### Your task
Copy every line in which the string "folder" occurs.

### Provided records
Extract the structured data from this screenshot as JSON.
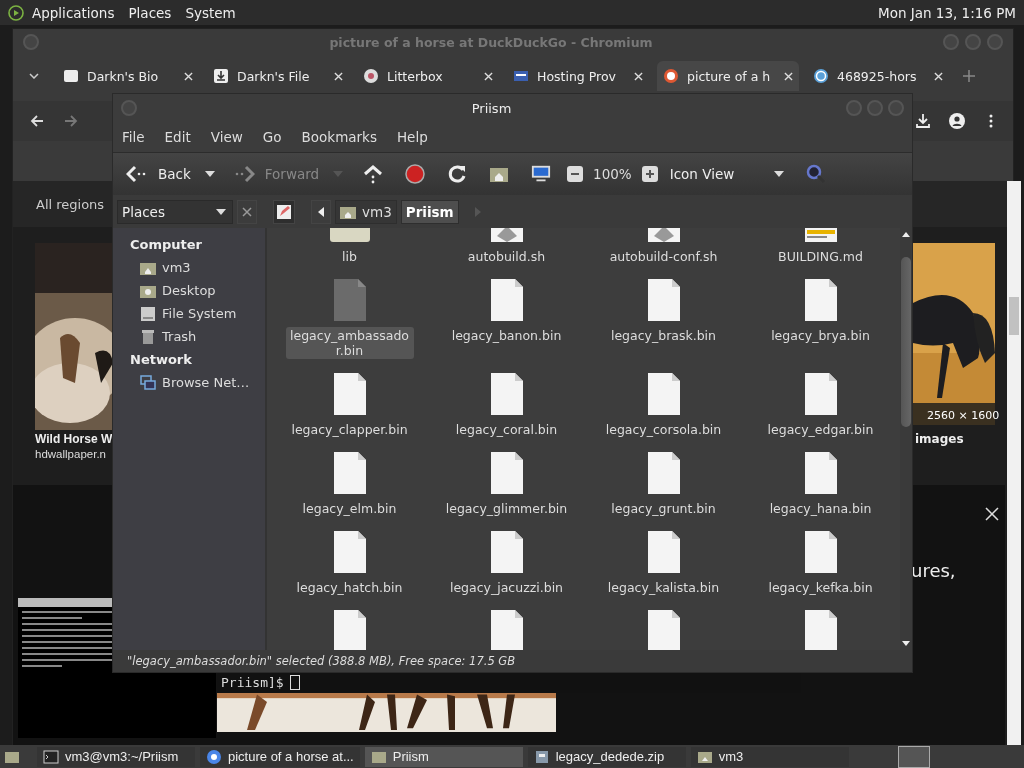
{
  "top_panel": {
    "menus": [
      "Applications",
      "Places",
      "System"
    ],
    "clock": "Mon Jan 13, 1:16 PM"
  },
  "browser": {
    "title": "picture of a horse at DuckDuckGo - Chromium",
    "tabs": [
      {
        "label": "Darkn's Bio",
        "kind": "badge",
        "selected": false
      },
      {
        "label": "Darkn's File",
        "kind": "download",
        "selected": false
      },
      {
        "label": "Litterbox",
        "kind": "cat",
        "selected": false
      },
      {
        "label": "Hosting Prov",
        "kind": "host",
        "selected": false
      },
      {
        "label": "picture of a h",
        "kind": "duck",
        "selected": true
      },
      {
        "label": "468925-hors",
        "kind": "wp",
        "selected": false
      }
    ],
    "page": {
      "filter": "All regions",
      "result_title": "Wild Horse W",
      "result_source": "hdwallpaper.n",
      "image_size": "2560 × 1600",
      "result_source_2": "images",
      "banner_text": "ures,"
    }
  },
  "terminal": {
    "prompt": "Priism]$"
  },
  "file_manager": {
    "title": "Priism",
    "menu": [
      "File",
      "Edit",
      "View",
      "Go",
      "Bookmarks",
      "Help"
    ],
    "nav_buttons": [
      {
        "kind": "back",
        "label": "Back",
        "disabled": false
      },
      {
        "kind": "forward",
        "label": "Forward",
        "disabled": true
      }
    ],
    "zoom": "100%",
    "view": "Icon View",
    "places_label": "Places",
    "sidebar": [
      {
        "heading": "Computer",
        "items": [
          {
            "label": "vm3",
            "kind": "home"
          },
          {
            "label": "Desktop",
            "kind": "desktop"
          },
          {
            "label": "File System",
            "kind": "drive"
          },
          {
            "label": "Trash",
            "kind": "trash"
          }
        ]
      },
      {
        "heading": "Network",
        "items": [
          {
            "label": "Browse Net…",
            "kind": "network"
          }
        ]
      }
    ],
    "path": [
      {
        "label": "vm3",
        "selected": false
      },
      {
        "label": "Priism",
        "selected": true
      }
    ],
    "files": [
      {
        "name": "lib",
        "kind": "folder",
        "selected": false
      },
      {
        "name": "autobuild.sh",
        "kind": "script",
        "selected": false
      },
      {
        "name": "autobuild-conf.sh",
        "kind": "script",
        "selected": false
      },
      {
        "name": "BUILDING.md",
        "kind": "document",
        "selected": false
      },
      {
        "name": "legacy_ambassador.bin",
        "kind": "binary",
        "selected": true
      },
      {
        "name": "legacy_banon.bin",
        "kind": "binary",
        "selected": false
      },
      {
        "name": "legacy_brask.bin",
        "kind": "binary",
        "selected": false
      },
      {
        "name": "legacy_brya.bin",
        "kind": "binary",
        "selected": false
      },
      {
        "name": "legacy_clapper.bin",
        "kind": "binary",
        "selected": false
      },
      {
        "name": "legacy_coral.bin",
        "kind": "binary",
        "selected": false
      },
      {
        "name": "legacy_corsola.bin",
        "kind": "binary",
        "selected": false
      },
      {
        "name": "legacy_edgar.bin",
        "kind": "binary",
        "selected": false
      },
      {
        "name": "legacy_elm.bin",
        "kind": "binary",
        "selected": false
      },
      {
        "name": "legacy_glimmer.bin",
        "kind": "binary",
        "selected": false
      },
      {
        "name": "legacy_grunt.bin",
        "kind": "binary",
        "selected": false
      },
      {
        "name": "legacy_hana.bin",
        "kind": "binary",
        "selected": false
      },
      {
        "name": "legacy_hatch.bin",
        "kind": "binary",
        "selected": false
      },
      {
        "name": "legacy_jacuzzi.bin",
        "kind": "binary",
        "selected": false
      },
      {
        "name": "legacy_kalista.bin",
        "kind": "binary",
        "selected": false
      },
      {
        "name": "legacy_kefka.bin",
        "kind": "binary",
        "selected": false
      },
      {
        "kind": "binary",
        "selected": false
      },
      {
        "kind": "binary",
        "selected": false
      },
      {
        "kind": "binary",
        "selected": false
      },
      {
        "kind": "binary",
        "selected": false
      }
    ],
    "status": "\"legacy_ambassador.bin\" selected (388.8 MB), Free space: 17.5 GB"
  },
  "taskbar": [
    {
      "label": "vm3@vm3:~/Priism",
      "kind": "terminal",
      "selected": false
    },
    {
      "label": "picture of a horse at...",
      "kind": "browser",
      "selected": false
    },
    {
      "label": "Priism",
      "kind": "folder",
      "selected": true
    },
    {
      "label": "legacy_dedede.zip",
      "kind": "archive",
      "selected": false
    },
    {
      "label": "vm3",
      "kind": "home",
      "selected": false
    }
  ]
}
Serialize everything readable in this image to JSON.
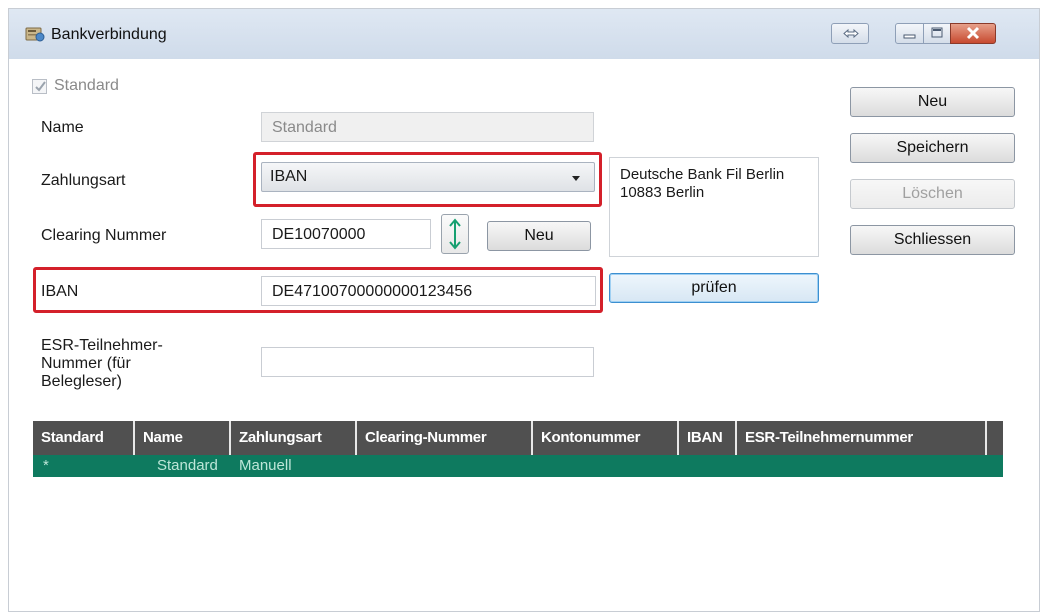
{
  "window": {
    "title": "Bankverbindung",
    "controls": [
      "swap-icon",
      "minimize-icon",
      "maximize-icon",
      "close-icon"
    ]
  },
  "form": {
    "standard_label": "Standard",
    "standard_checked": true,
    "name_label": "Name",
    "name_value": "Standard",
    "zahlungsart_label": "Zahlungsart",
    "zahlungsart_value": "IBAN",
    "clearing_label": "Clearing Nummer",
    "clearing_value": "DE10070000",
    "clearing_new_button": "Neu",
    "iban_label": "IBAN",
    "iban_value": "DE47100700000000123456",
    "check_button": "prüfen",
    "esr_label_line1": "ESR-Teilnehmer-",
    "esr_label_line2": "Nummer (für",
    "esr_label_line3": "Belegleser)",
    "esr_value": "",
    "bank_address_line1": "Deutsche Bank Fil Berlin",
    "bank_address_line2": "10883 Berlin"
  },
  "actions": {
    "new": "Neu",
    "save": "Speichern",
    "delete": "Löschen",
    "close": "Schliessen"
  },
  "grid": {
    "columns": [
      "Standard",
      "Name",
      "Zahlungsart",
      "Clearing-Nummer",
      "Kontonummer",
      "IBAN",
      "ESR-Teilnehmernummer"
    ],
    "rows": [
      {
        "standard": "*",
        "name": "Standard",
        "zahlungsart": "Manuell"
      }
    ],
    "header_color": "#505050",
    "selected_row_color": "#0e7a5f"
  },
  "highlight_color": "#d4202a"
}
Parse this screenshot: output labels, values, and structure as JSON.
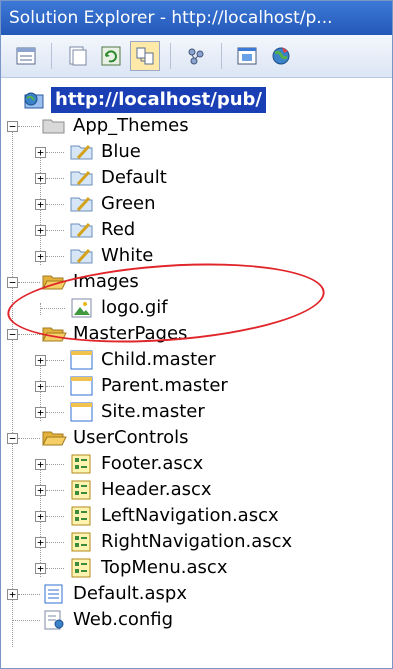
{
  "window": {
    "title": "Solution Explorer - http://localhost/p..."
  },
  "toolbar": {
    "buttons": [
      {
        "name": "properties-icon"
      },
      {
        "name": "show-all-files-icon"
      },
      {
        "name": "refresh-icon"
      },
      {
        "name": "nest-related-files-icon"
      },
      {
        "name": "copy-website-icon"
      },
      {
        "name": "view-designer-icon"
      },
      {
        "name": "aspnet-configuration-icon"
      }
    ]
  },
  "tree": {
    "root": "http://localhost/pub/",
    "items": [
      {
        "label": "App_Themes",
        "type": "folder"
      },
      {
        "label": "Blue",
        "type": "theme"
      },
      {
        "label": "Default",
        "type": "theme"
      },
      {
        "label": "Green",
        "type": "theme"
      },
      {
        "label": "Red",
        "type": "theme"
      },
      {
        "label": "White",
        "type": "theme"
      },
      {
        "label": "Images",
        "type": "folder-open"
      },
      {
        "label": "logo.gif",
        "type": "image"
      },
      {
        "label": "MasterPages",
        "type": "folder-open"
      },
      {
        "label": "Child.master",
        "type": "master"
      },
      {
        "label": "Parent.master",
        "type": "master"
      },
      {
        "label": "Site.master",
        "type": "master"
      },
      {
        "label": "UserControls",
        "type": "folder-open"
      },
      {
        "label": "Footer.ascx",
        "type": "control"
      },
      {
        "label": "Header.ascx",
        "type": "control"
      },
      {
        "label": "LeftNavigation.ascx",
        "type": "control"
      },
      {
        "label": "RightNavigation.ascx",
        "type": "control"
      },
      {
        "label": "TopMenu.ascx",
        "type": "control"
      },
      {
        "label": "Default.aspx",
        "type": "aspx"
      },
      {
        "label": "Web.config",
        "type": "config"
      }
    ]
  },
  "colors": {
    "title_bar": "#2f68c8",
    "root_highlight": "#1a3fb5",
    "annotation": "#e0262b",
    "folder": "#f2c24f"
  }
}
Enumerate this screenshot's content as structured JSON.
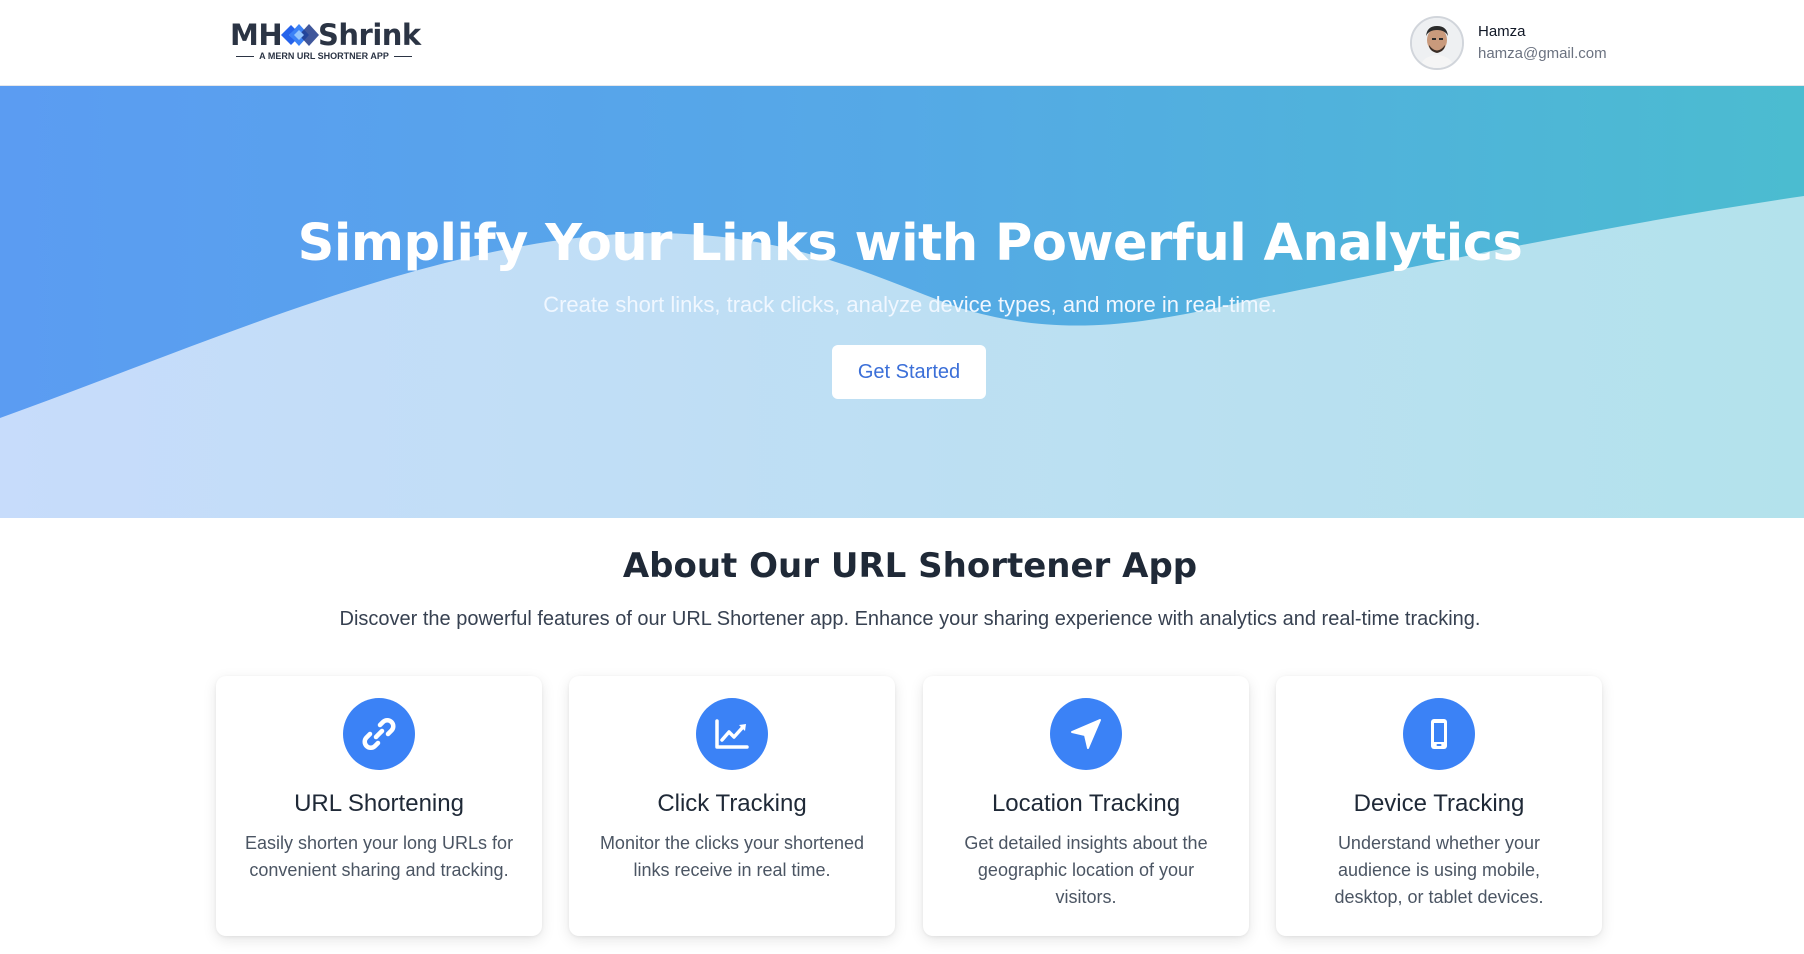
{
  "header": {
    "logo": {
      "left": "MH",
      "right": "Shrink",
      "tagline": "A MERN URL SHORTNER APP"
    },
    "user": {
      "name": "Hamza",
      "email": "hamza@gmail.com"
    }
  },
  "hero": {
    "title": "Simplify Your Links with Powerful Analytics",
    "subtitle": "Create short links, track clicks, analyze device types, and more in real-time.",
    "cta_label": "Get Started"
  },
  "about": {
    "title": "About Our URL Shortener App",
    "description": "Discover the powerful features of our URL Shortener app. Enhance your sharing experience with analytics and real-time tracking."
  },
  "features": [
    {
      "icon": "link-icon",
      "title": "URL Shortening",
      "description": "Easily shorten your long URLs for convenient sharing and tracking."
    },
    {
      "icon": "chart-icon",
      "title": "Click Tracking",
      "description": "Monitor the clicks your shortened links receive in real time."
    },
    {
      "icon": "location-arrow-icon",
      "title": "Location Tracking",
      "description": "Get detailed insights about the geographic location of your visitors."
    },
    {
      "icon": "mobile-icon",
      "title": "Device Tracking",
      "description": "Understand whether your audience is using mobile, desktop, or tablet devices."
    }
  ],
  "colors": {
    "accent": "#3b82f6",
    "hero_start": "#5b9cf2",
    "hero_end": "#4bbcd0",
    "button_text": "#3b6fd8"
  }
}
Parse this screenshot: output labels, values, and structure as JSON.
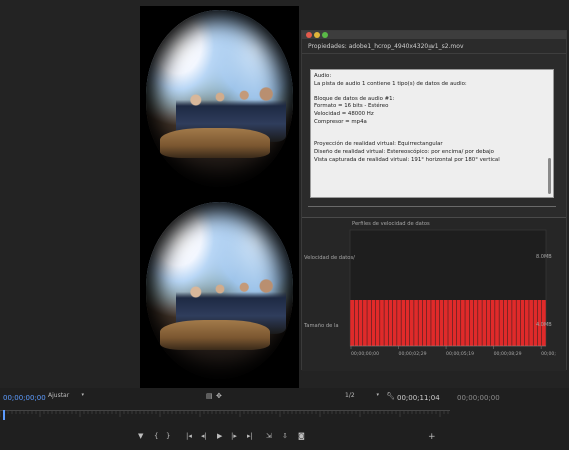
{
  "dialog": {
    "title": "Propiedades: adobe1_hcrop_4940x4320_v1_s2.mov",
    "menu_icon": "menu-icon",
    "info_text": "Audio:\nLa pista de audio 1 contiene 1 tipo(s) de datos de audio:\n\nBloque de datos de audio #1:\nFormato = 16 bits - Estéreo\nVelocidad = 48000 Hz\nCompresor = mp4a\n\n\nProyección de realidad virtual: Equirrectangular\nDiseño de realidad virtual: Estereoscópico: por encima/ por debajo\nVista capturada de realidad virtual: 191° horizontal por 180° vertical"
  },
  "chart_data": {
    "type": "bar",
    "title": "Perfiles de velocidad de datos",
    "left_labels": [
      "Velocidad de datos/",
      "Tamaño de la"
    ],
    "y_tick_top": "8.0MB",
    "y_tick_bottom": "4.0MB",
    "x_tick_labels": [
      "00;00;00;00",
      "00;00;02;29",
      "00;00;05;19",
      "00;00;08;29",
      "00;00;"
    ],
    "bar_color": "#e02a2a",
    "values": [
      4,
      4,
      4,
      4,
      4,
      4,
      4,
      4,
      4,
      4,
      4,
      4,
      4,
      4,
      4,
      4,
      4,
      4,
      4,
      4,
      4,
      4,
      4,
      4,
      4,
      4,
      4,
      4,
      4,
      4,
      4,
      4,
      4,
      4,
      4,
      4,
      4,
      4,
      4,
      4,
      4,
      4,
      4,
      4,
      4,
      4
    ],
    "ylim": [
      0,
      8
    ]
  },
  "bottom": {
    "timecode_left": "00;00;00;00",
    "zoom_label": "Ajustar",
    "resolution_label": "1/2",
    "timecode_right": "00;00;11;04",
    "timecode_far_right": "00;00;00;00"
  },
  "controls": [
    "marker-icon",
    "in-point-icon",
    "out-point-icon",
    "go-to-in-icon",
    "step-back-icon",
    "play-icon",
    "step-forward-icon",
    "go-to-out-icon",
    "insert-icon",
    "overwrite-icon",
    "export-frame-icon"
  ],
  "colors": {
    "accent": "#5d9cff",
    "bar": "#e02a2a"
  }
}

### Solution
        "kind": "folder",
      "kind": "folder",
        "type": "folder"
        "type": "folder-open"
        "type": "folder-open"
        "type": "folder-open"
    "folder": "#f2c24f"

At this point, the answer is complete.